** DATASET ENTRIES **
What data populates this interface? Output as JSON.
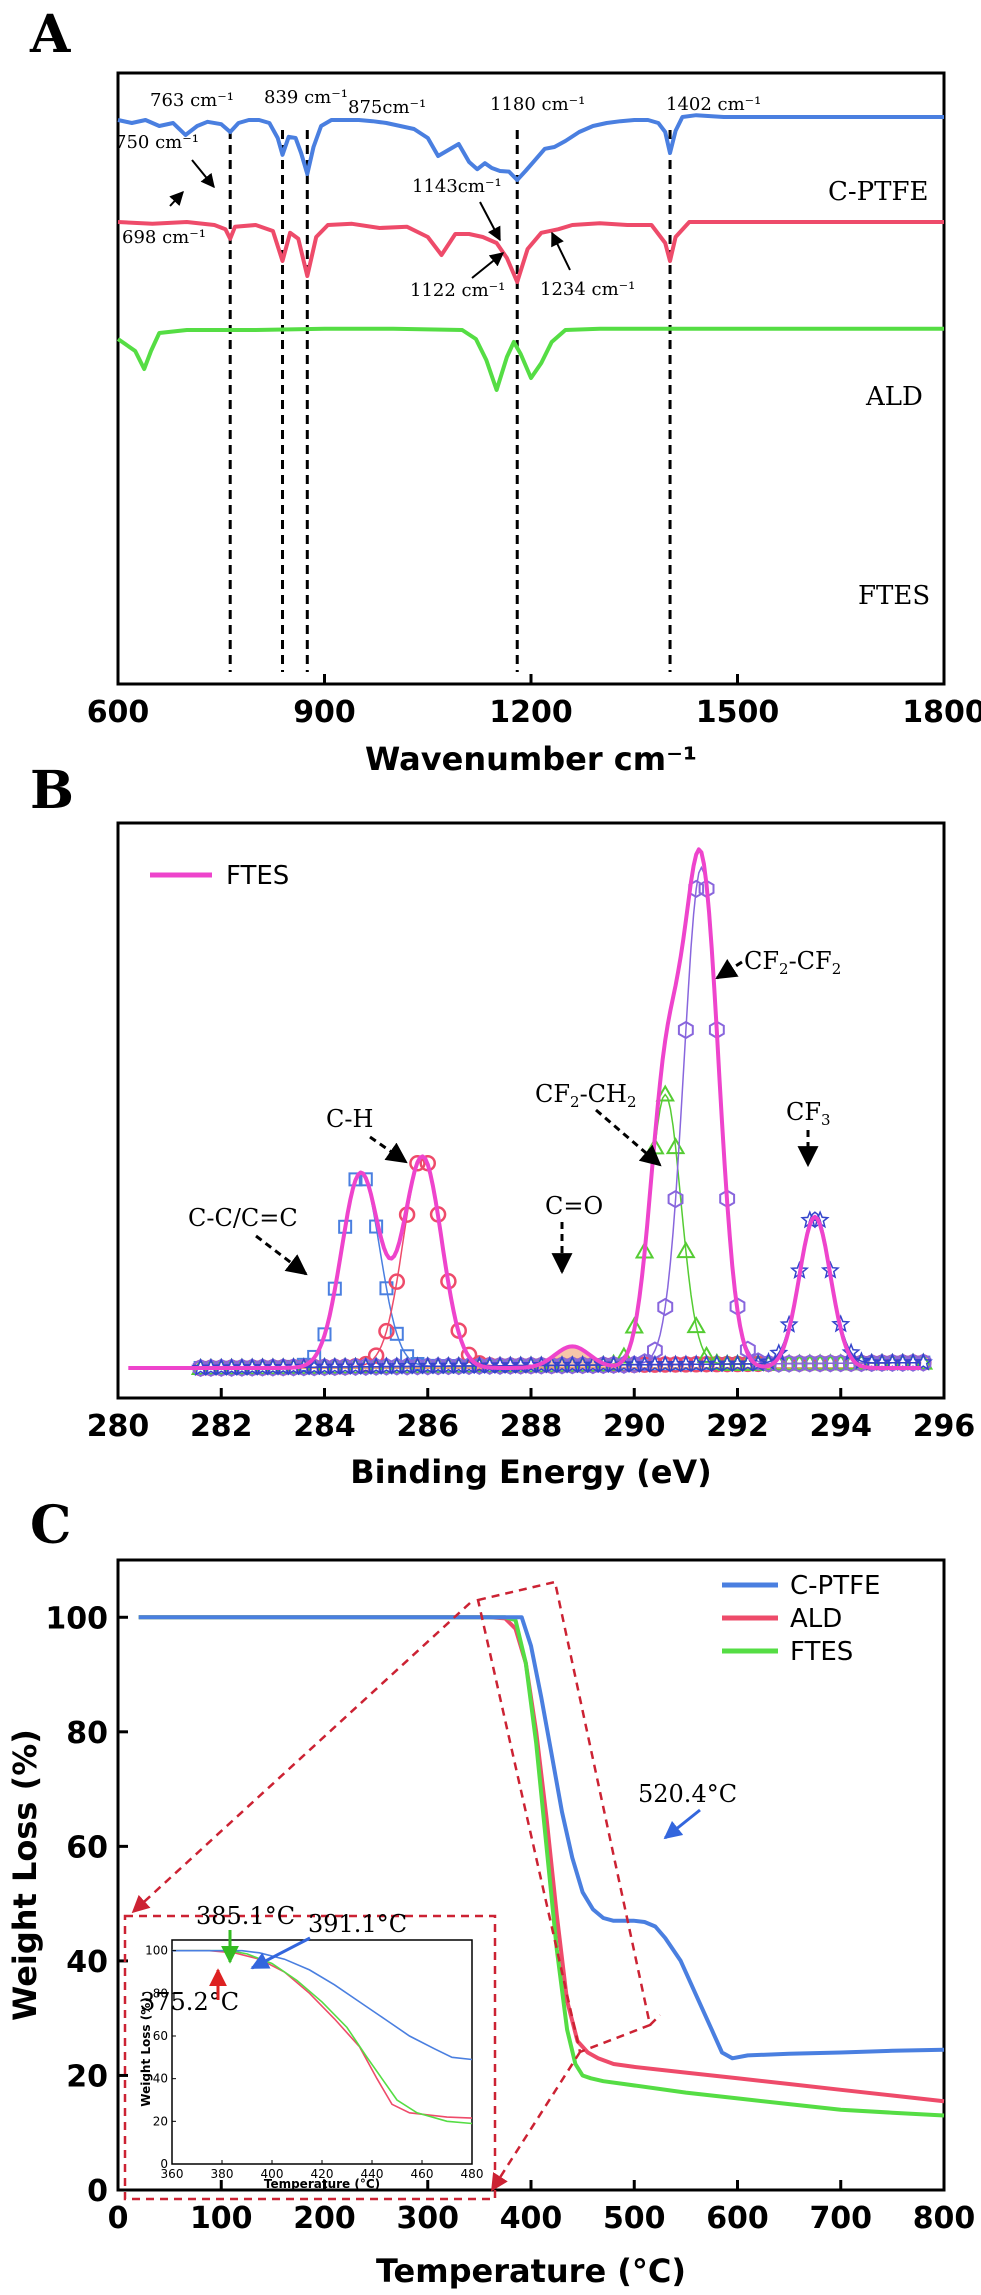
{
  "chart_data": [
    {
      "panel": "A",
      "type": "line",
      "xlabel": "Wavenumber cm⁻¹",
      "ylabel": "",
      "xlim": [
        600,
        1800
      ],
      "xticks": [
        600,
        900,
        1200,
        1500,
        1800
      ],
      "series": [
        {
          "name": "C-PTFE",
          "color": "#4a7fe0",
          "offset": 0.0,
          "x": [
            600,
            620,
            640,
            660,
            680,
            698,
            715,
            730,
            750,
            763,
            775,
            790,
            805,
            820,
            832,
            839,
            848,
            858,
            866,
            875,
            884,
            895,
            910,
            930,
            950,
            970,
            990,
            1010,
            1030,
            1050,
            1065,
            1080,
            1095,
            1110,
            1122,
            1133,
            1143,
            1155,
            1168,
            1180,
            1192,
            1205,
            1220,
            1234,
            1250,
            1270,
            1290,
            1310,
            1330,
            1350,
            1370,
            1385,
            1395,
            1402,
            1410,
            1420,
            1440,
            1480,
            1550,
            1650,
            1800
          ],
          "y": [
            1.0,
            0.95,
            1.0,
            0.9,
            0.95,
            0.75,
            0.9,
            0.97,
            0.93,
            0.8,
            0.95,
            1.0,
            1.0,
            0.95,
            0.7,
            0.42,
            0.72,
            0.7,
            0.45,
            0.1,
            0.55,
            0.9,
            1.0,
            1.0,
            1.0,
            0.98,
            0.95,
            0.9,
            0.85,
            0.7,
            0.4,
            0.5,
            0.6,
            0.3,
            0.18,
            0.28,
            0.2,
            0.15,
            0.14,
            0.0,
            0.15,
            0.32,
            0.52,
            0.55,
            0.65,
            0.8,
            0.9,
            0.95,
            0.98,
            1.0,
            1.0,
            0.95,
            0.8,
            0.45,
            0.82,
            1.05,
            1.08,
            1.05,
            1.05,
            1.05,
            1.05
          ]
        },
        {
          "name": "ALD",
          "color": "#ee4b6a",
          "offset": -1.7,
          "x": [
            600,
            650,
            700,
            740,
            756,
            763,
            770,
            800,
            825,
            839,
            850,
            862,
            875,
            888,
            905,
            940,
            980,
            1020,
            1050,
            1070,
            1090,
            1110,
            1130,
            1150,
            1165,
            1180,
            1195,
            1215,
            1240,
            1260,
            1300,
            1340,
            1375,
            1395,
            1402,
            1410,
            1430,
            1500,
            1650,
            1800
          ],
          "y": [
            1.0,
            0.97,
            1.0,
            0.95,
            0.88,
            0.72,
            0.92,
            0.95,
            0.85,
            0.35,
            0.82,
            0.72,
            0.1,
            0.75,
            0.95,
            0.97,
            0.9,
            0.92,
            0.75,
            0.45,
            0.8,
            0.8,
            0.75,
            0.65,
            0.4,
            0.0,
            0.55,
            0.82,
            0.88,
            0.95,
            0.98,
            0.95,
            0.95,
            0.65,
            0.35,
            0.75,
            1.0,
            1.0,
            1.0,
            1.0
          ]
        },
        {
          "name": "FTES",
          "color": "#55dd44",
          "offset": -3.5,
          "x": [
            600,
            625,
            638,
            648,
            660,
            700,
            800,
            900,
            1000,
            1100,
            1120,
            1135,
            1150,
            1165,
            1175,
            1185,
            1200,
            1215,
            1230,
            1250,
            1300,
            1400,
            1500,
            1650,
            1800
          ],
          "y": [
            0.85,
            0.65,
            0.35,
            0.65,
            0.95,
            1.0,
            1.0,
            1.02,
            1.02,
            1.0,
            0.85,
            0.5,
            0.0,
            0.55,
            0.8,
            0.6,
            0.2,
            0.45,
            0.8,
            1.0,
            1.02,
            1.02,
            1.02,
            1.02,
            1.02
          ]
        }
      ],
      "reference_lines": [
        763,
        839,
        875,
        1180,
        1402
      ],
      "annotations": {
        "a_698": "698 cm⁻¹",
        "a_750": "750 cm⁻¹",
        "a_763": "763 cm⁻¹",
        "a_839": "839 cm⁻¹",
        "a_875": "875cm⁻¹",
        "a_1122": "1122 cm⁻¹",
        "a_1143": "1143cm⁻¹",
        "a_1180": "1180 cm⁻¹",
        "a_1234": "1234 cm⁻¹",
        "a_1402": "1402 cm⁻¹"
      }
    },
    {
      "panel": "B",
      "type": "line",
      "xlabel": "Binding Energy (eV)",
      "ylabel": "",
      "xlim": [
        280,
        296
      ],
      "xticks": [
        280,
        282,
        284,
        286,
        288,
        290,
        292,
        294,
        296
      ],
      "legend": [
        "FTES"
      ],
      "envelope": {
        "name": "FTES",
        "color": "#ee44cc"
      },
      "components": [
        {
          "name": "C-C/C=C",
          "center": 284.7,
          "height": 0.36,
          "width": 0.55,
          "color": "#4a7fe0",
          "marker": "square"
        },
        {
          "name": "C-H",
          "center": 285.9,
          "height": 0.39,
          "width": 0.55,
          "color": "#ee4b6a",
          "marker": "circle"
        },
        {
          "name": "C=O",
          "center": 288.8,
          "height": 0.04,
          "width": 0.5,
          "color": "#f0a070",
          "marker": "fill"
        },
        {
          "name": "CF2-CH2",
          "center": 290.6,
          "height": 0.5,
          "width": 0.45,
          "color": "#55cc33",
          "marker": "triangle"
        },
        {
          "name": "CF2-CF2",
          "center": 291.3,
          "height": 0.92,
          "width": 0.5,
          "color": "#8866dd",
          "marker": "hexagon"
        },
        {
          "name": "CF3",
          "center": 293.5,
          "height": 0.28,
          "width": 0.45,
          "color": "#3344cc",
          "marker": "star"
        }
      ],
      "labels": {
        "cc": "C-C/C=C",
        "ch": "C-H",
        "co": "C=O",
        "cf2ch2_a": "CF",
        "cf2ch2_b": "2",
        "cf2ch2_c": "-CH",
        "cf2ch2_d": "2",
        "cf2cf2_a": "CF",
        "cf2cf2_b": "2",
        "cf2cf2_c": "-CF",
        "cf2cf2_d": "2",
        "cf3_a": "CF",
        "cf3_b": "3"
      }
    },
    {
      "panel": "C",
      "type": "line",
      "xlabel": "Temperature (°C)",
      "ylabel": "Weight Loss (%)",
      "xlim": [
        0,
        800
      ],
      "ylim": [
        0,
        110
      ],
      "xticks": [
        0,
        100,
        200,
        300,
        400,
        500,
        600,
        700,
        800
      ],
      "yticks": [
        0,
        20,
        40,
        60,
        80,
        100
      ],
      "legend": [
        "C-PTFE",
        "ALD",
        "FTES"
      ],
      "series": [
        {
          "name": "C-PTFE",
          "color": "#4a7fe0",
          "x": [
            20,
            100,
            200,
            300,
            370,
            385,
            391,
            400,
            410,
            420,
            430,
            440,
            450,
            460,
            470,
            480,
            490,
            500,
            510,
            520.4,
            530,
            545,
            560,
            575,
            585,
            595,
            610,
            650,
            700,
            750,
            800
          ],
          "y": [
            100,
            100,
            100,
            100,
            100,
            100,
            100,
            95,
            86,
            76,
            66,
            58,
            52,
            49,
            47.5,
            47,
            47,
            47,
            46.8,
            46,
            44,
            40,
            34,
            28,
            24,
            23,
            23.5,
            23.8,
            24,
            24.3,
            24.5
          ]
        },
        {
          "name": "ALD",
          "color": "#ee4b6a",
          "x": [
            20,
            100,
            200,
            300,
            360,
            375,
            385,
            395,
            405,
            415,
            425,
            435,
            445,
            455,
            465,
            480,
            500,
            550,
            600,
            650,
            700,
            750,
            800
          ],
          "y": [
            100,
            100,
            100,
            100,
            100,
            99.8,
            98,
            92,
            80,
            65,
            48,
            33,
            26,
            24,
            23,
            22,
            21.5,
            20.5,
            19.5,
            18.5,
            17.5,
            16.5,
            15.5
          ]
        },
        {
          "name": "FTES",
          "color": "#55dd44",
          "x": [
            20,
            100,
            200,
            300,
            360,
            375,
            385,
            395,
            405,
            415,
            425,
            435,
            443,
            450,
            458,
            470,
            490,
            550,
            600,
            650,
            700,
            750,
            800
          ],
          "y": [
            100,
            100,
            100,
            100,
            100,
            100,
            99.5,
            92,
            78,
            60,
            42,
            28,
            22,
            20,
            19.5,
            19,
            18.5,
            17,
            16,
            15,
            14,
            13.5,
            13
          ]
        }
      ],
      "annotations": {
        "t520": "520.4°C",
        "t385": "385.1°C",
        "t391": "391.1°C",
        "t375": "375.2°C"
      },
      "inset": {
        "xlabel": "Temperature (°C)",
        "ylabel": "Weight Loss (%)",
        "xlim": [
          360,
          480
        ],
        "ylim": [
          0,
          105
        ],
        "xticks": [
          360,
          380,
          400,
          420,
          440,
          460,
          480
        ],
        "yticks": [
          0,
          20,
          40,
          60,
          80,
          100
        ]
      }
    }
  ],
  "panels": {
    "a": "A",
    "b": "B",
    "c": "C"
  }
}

...

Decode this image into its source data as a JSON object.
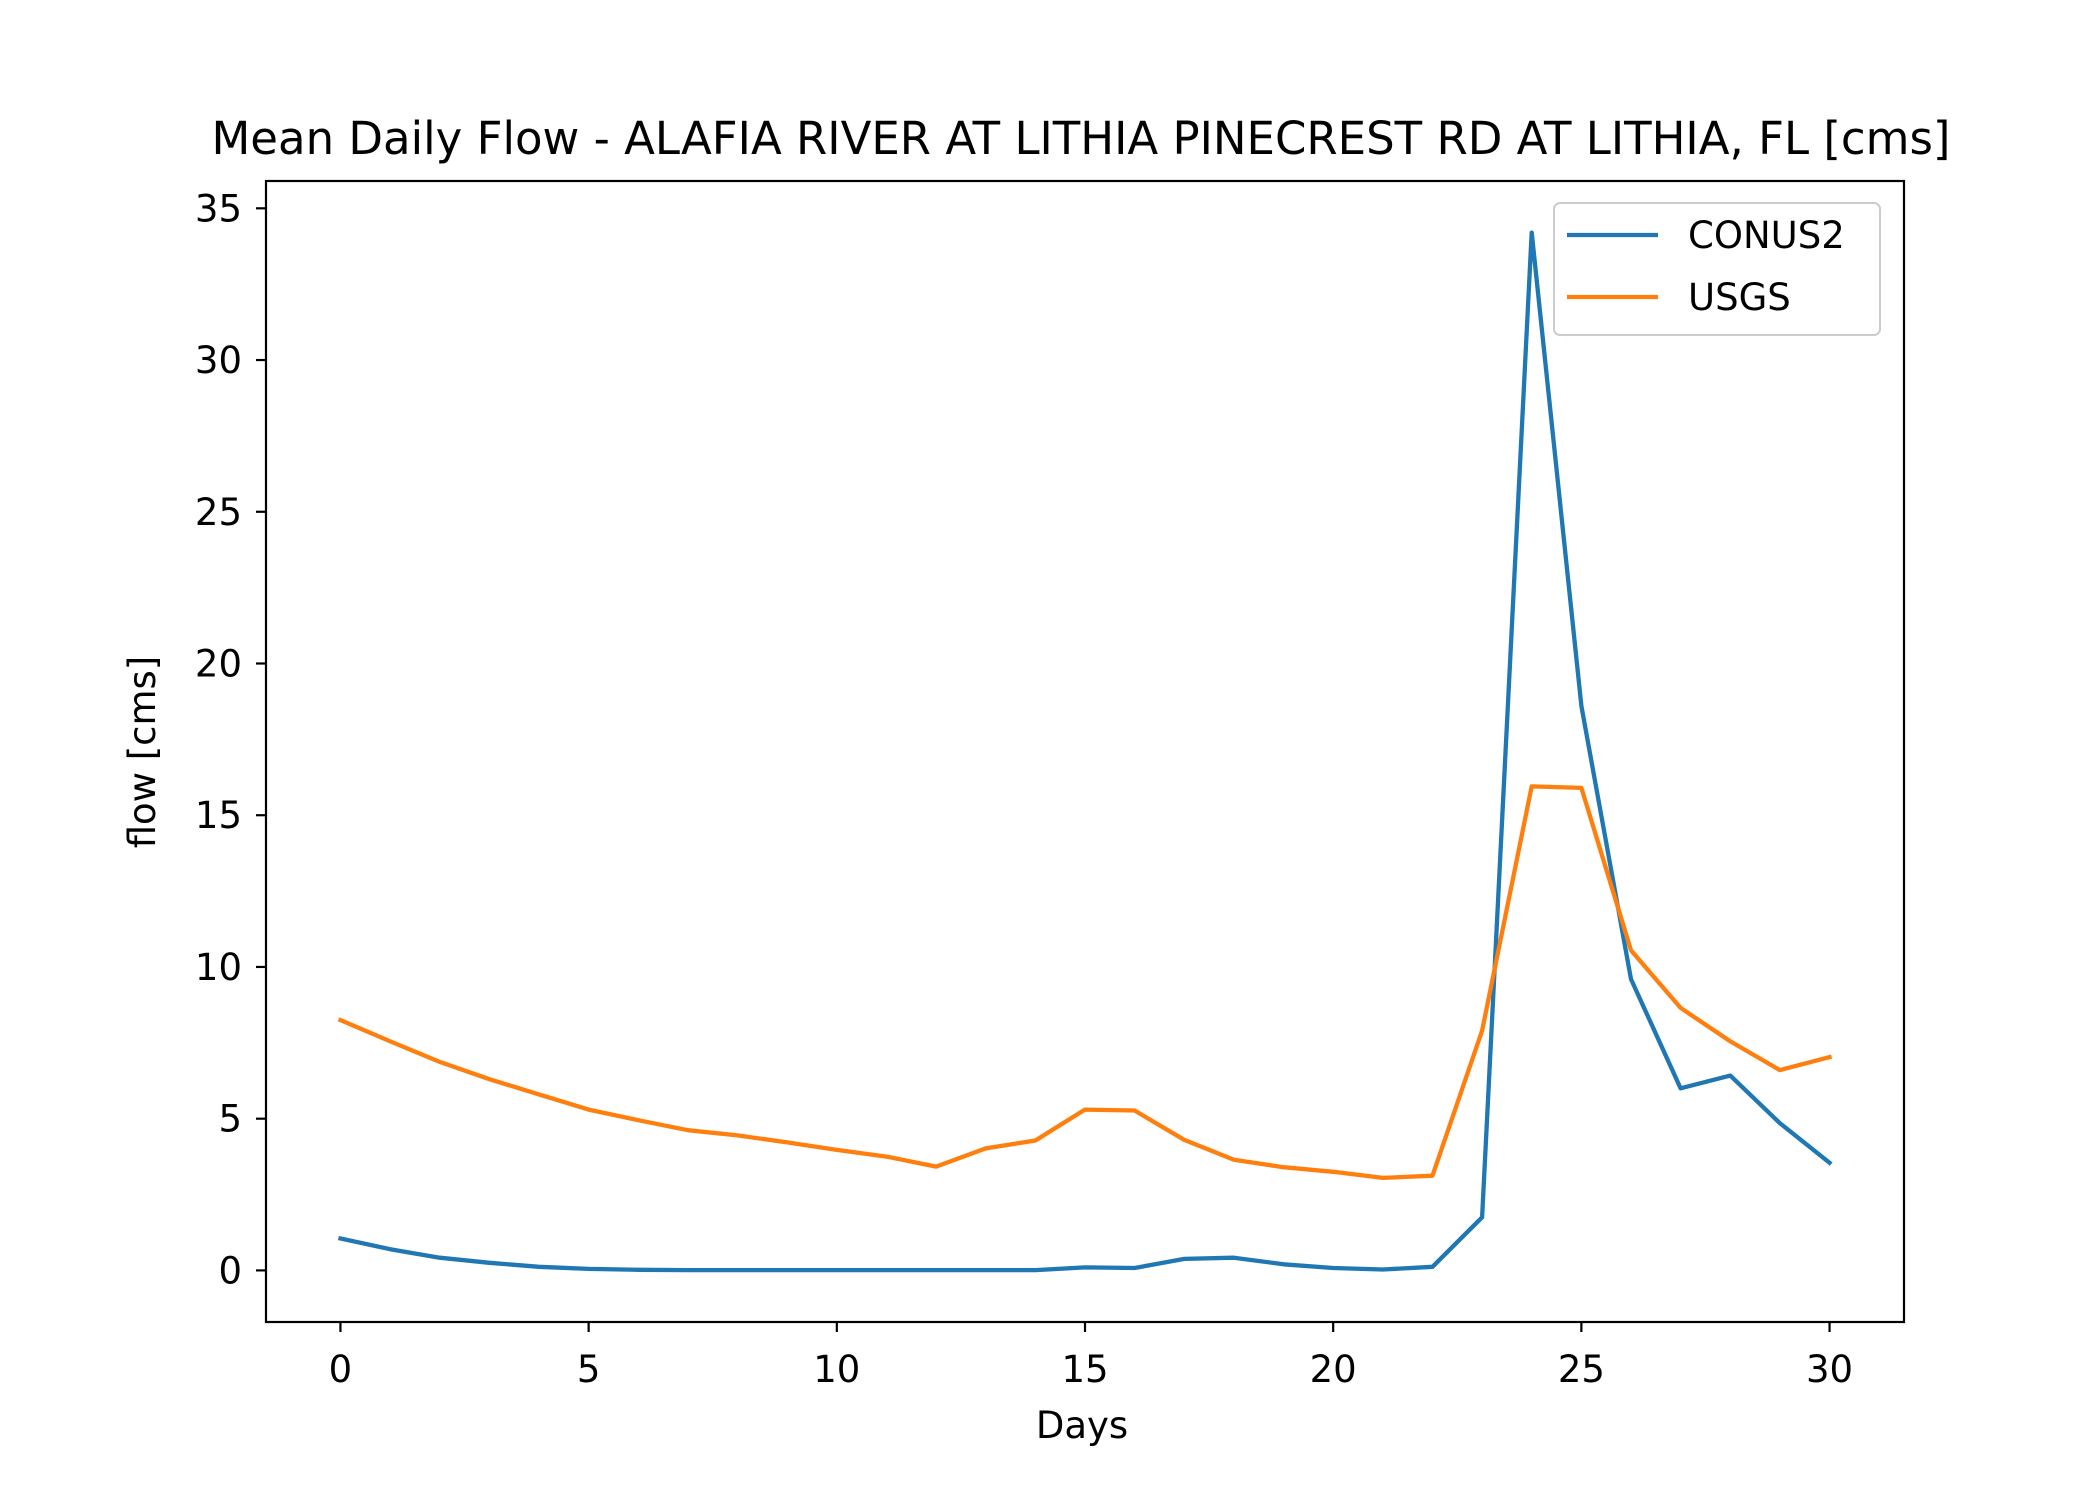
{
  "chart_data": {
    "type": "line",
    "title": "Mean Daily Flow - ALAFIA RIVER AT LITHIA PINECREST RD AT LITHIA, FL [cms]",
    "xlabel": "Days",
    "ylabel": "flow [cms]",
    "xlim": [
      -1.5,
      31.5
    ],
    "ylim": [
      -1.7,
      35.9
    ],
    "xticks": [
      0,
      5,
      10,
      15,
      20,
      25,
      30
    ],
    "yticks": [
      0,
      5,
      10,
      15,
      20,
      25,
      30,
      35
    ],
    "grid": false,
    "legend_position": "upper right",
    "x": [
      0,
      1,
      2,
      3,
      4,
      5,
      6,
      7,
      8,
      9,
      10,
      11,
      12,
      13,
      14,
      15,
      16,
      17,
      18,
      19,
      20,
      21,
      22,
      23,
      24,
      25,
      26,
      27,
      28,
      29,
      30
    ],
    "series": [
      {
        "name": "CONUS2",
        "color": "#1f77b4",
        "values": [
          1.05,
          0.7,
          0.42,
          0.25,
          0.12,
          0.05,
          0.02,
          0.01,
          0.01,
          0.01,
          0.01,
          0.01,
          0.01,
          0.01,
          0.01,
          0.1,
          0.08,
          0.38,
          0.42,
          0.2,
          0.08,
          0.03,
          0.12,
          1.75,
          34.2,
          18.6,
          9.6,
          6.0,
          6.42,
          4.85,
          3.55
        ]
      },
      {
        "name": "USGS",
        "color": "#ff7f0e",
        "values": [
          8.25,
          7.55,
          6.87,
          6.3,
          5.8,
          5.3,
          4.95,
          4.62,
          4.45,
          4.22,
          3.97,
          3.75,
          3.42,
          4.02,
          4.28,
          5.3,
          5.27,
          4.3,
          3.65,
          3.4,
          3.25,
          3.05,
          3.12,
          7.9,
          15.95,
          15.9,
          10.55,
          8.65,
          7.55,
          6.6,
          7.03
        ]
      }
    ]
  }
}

** THE PROBLEM **
Where a line of the material above holds the string "Temperature", copy that line.

** EXERCISE SOLUTION **
      "xlabel": "Temperature (°C)",
        "xlabel": "Temperature (°C)",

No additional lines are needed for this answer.